◆ What to work on: Look through the records that follow. Copy every line containing the word "JSON".

◆ Stored data:
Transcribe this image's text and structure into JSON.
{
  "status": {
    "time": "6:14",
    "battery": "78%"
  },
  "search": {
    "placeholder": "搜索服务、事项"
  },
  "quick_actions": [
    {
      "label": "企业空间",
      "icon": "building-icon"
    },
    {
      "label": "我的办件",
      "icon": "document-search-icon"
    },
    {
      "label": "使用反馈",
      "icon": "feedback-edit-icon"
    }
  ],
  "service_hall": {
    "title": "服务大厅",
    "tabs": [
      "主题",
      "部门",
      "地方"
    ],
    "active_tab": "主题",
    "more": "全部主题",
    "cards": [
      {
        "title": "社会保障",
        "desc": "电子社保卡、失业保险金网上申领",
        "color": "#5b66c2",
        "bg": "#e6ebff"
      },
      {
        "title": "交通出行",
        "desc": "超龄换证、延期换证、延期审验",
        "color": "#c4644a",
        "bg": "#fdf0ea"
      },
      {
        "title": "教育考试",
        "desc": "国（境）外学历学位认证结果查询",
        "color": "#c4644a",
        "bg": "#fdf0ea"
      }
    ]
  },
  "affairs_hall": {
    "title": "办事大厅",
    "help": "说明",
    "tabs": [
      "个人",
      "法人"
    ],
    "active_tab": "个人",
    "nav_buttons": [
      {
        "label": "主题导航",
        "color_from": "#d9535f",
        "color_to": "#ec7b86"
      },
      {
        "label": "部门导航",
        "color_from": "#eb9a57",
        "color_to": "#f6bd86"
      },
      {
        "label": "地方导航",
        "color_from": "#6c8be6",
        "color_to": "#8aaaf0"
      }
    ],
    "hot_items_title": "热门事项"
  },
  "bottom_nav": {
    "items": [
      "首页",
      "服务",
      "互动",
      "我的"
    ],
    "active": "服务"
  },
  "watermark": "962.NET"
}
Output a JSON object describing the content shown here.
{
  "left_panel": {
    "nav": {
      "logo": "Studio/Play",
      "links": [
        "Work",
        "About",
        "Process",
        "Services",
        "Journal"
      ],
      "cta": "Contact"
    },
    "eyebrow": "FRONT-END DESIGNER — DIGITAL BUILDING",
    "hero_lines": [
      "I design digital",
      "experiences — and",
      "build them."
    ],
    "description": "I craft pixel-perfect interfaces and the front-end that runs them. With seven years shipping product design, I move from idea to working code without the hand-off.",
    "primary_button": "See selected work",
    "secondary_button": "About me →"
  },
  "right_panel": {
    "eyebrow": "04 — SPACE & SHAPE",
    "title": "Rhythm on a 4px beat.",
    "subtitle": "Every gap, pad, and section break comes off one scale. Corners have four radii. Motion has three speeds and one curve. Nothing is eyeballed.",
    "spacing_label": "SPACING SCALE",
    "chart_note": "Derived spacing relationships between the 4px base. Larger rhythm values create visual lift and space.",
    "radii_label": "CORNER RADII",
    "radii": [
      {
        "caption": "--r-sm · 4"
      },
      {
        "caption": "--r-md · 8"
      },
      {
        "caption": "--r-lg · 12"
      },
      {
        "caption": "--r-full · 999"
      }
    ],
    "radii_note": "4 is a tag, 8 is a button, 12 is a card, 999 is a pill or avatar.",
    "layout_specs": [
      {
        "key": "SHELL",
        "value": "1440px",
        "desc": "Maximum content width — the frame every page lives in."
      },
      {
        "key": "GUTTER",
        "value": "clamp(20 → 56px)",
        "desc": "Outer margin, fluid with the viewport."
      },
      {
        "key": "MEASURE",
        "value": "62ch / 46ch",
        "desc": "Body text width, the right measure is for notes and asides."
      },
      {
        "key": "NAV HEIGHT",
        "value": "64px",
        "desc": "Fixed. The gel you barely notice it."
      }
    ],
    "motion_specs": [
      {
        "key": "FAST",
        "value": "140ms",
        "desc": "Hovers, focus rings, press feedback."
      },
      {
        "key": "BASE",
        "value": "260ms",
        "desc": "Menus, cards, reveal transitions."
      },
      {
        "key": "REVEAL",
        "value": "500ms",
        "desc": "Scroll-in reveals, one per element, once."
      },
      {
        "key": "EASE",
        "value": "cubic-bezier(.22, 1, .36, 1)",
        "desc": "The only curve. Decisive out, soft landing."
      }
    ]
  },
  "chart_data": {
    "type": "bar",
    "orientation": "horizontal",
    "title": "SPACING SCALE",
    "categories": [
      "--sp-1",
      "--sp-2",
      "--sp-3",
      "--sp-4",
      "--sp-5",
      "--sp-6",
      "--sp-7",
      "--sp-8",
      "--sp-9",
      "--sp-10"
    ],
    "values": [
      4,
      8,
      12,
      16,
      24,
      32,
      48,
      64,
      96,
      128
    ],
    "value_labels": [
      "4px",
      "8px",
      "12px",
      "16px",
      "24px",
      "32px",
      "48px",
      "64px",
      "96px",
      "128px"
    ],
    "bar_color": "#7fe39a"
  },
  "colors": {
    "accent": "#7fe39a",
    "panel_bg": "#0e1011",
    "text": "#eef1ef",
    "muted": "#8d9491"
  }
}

◆ Solution for this task:
Transcribe this image's text and structure into JSON.
Output a JSON object describing the content shown here.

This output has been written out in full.